↓

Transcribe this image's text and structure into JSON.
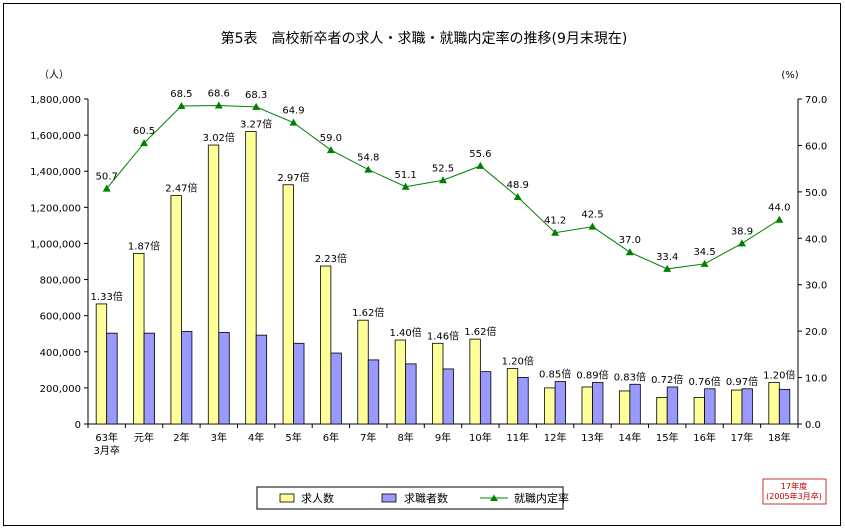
{
  "chart_data": {
    "type": "bar+line",
    "title": "第5表　高校新卒者の求人・求職・就職内定率の推移(9月末現在)",
    "left_unit": "（人）",
    "right_unit": "(%)",
    "ylim_left": [
      0,
      1800000
    ],
    "ylim_right": [
      0,
      70
    ],
    "yticks_left": [
      "0",
      "200,000",
      "400,000",
      "600,000",
      "800,000",
      "1,000,000",
      "1,200,000",
      "1,400,000",
      "1,600,000",
      "1,800,000"
    ],
    "yticks_right": [
      "0.0",
      "10.0",
      "20.0",
      "30.0",
      "40.0",
      "50.0",
      "60.0",
      "70.0"
    ],
    "categories": [
      {
        "line1": "63年",
        "line2": "3月卒"
      },
      {
        "line1": "元年",
        "line2": ""
      },
      {
        "line1": "2年",
        "line2": ""
      },
      {
        "line1": "3年",
        "line2": ""
      },
      {
        "line1": "4年",
        "line2": ""
      },
      {
        "line1": "5年",
        "line2": ""
      },
      {
        "line1": "6年",
        "line2": ""
      },
      {
        "line1": "7年",
        "line2": ""
      },
      {
        "line1": "8年",
        "line2": ""
      },
      {
        "line1": "9年",
        "line2": ""
      },
      {
        "line1": "10年",
        "line2": ""
      },
      {
        "line1": "11年",
        "line2": ""
      },
      {
        "line1": "12年",
        "line2": ""
      },
      {
        "line1": "13年",
        "line2": ""
      },
      {
        "line1": "14年",
        "line2": ""
      },
      {
        "line1": "15年",
        "line2": ""
      },
      {
        "line1": "16年",
        "line2": ""
      },
      {
        "line1": "17年",
        "line2": ""
      },
      {
        "line1": "18年",
        "line2": ""
      }
    ],
    "series": [
      {
        "name": "求人数",
        "type": "bar",
        "axis": "left",
        "color": "#ffff99",
        "values": [
          665000,
          945000,
          1265000,
          1545000,
          1620000,
          1325000,
          875000,
          575000,
          465000,
          447000,
          470000,
          307000,
          200000,
          205000,
          183000,
          147000,
          147000,
          188000,
          230000
        ]
      },
      {
        "name": "求職者数",
        "type": "bar",
        "axis": "left",
        "color": "#9999ff",
        "values": [
          503000,
          503000,
          513000,
          507000,
          492000,
          447000,
          393000,
          355000,
          333000,
          305000,
          290000,
          258000,
          235000,
          230000,
          220000,
          205000,
          195000,
          195000,
          192000
        ]
      },
      {
        "name": "就職内定率",
        "type": "line",
        "axis": "right",
        "color": "#008000",
        "values": [
          50.7,
          60.5,
          68.5,
          68.6,
          68.3,
          64.9,
          59.0,
          54.8,
          51.1,
          52.5,
          55.6,
          48.9,
          41.2,
          42.5,
          37.0,
          33.4,
          34.5,
          38.9,
          44.0
        ]
      }
    ],
    "ratio_labels": [
      "1.33倍",
      "1.87倍",
      "2.47倍",
      "3.02倍",
      "3.27倍",
      "2.97倍",
      "2.23倍",
      "1.62倍",
      "1.40倍",
      "1.46倍",
      "1.62倍",
      "1.20倍",
      "0.85倍",
      "0.89倍",
      "0.83倍",
      "0.72倍",
      "0.76倍",
      "0.97倍",
      "1.20倍"
    ],
    "rate_labels": [
      "50.7",
      "60.5",
      "68.5",
      "68.6",
      "68.3",
      "64.9",
      "59.0",
      "54.8",
      "51.1",
      "52.5",
      "55.6",
      "48.9",
      "41.2",
      "42.5",
      "37.0",
      "33.4",
      "34.5",
      "38.9",
      "44.0"
    ],
    "legend": [
      "求人数",
      "求職者数",
      "就職内定率"
    ],
    "note": {
      "line1": "17年度",
      "line2": "(2005年3月卒)"
    }
  }
}
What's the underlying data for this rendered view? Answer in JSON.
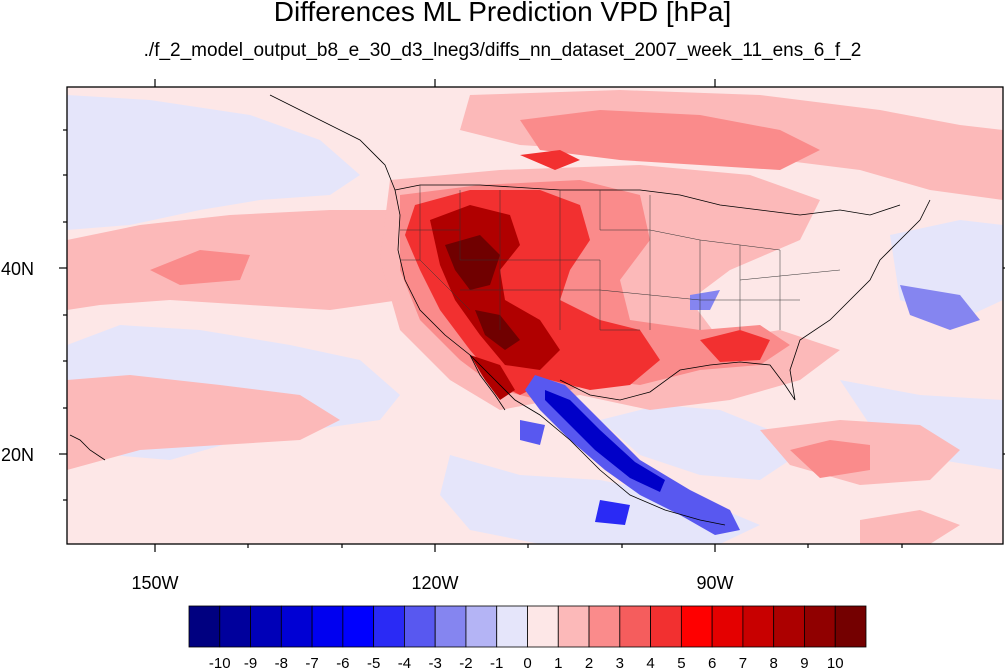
{
  "title": "Differences ML Prediction VPD [hPa]",
  "subtitle": "./f_2_model_output_b8_e_30_d3_lneg3/diffs_nn_dataset_2007_week_11_ens_6_f_2",
  "x_ticks": [
    "150W",
    "120W",
    "90W"
  ],
  "y_ticks": [
    "40N",
    "20N"
  ],
  "colorbar": {
    "labels": [
      "-10",
      "-9",
      "-8",
      "-7",
      "-6",
      "-5",
      "-4",
      "-3",
      "-2",
      "-1",
      "0",
      "1",
      "2",
      "3",
      "4",
      "5",
      "6",
      "7",
      "8",
      "9",
      "10"
    ],
    "colors": [
      "#000080",
      "#00009c",
      "#0000b8",
      "#0000d4",
      "#0000f0",
      "#0000ff",
      "#2a2af5",
      "#5858f0",
      "#8585f0",
      "#b4b4f5",
      "#e5e5fa",
      "#fde7e7",
      "#fcb9b9",
      "#fa8b8b",
      "#f55d5d",
      "#f23030",
      "#ff0000",
      "#e40000",
      "#c80000",
      "#ac0000",
      "#900000",
      "#740000"
    ]
  },
  "map_palette": {
    "ocean_background": "#fde7e7",
    "light_blue": "#e5e5fa",
    "pink": "#fcb9b9",
    "salmon": "#fa8b8b",
    "red": "#f23030",
    "dark_red": "#b00000",
    "deep_red": "#700000",
    "blue": "#2a2af5",
    "dark_blue": "#0000c8"
  }
}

↑

(SET PROBLEM): Lines containing the word "this" must all be returned from the material above.

(SOLVED PROBLEM):
Transcribe this image's text and structure into JSON.
What's the underlying data for this rendered view? Answer in JSON.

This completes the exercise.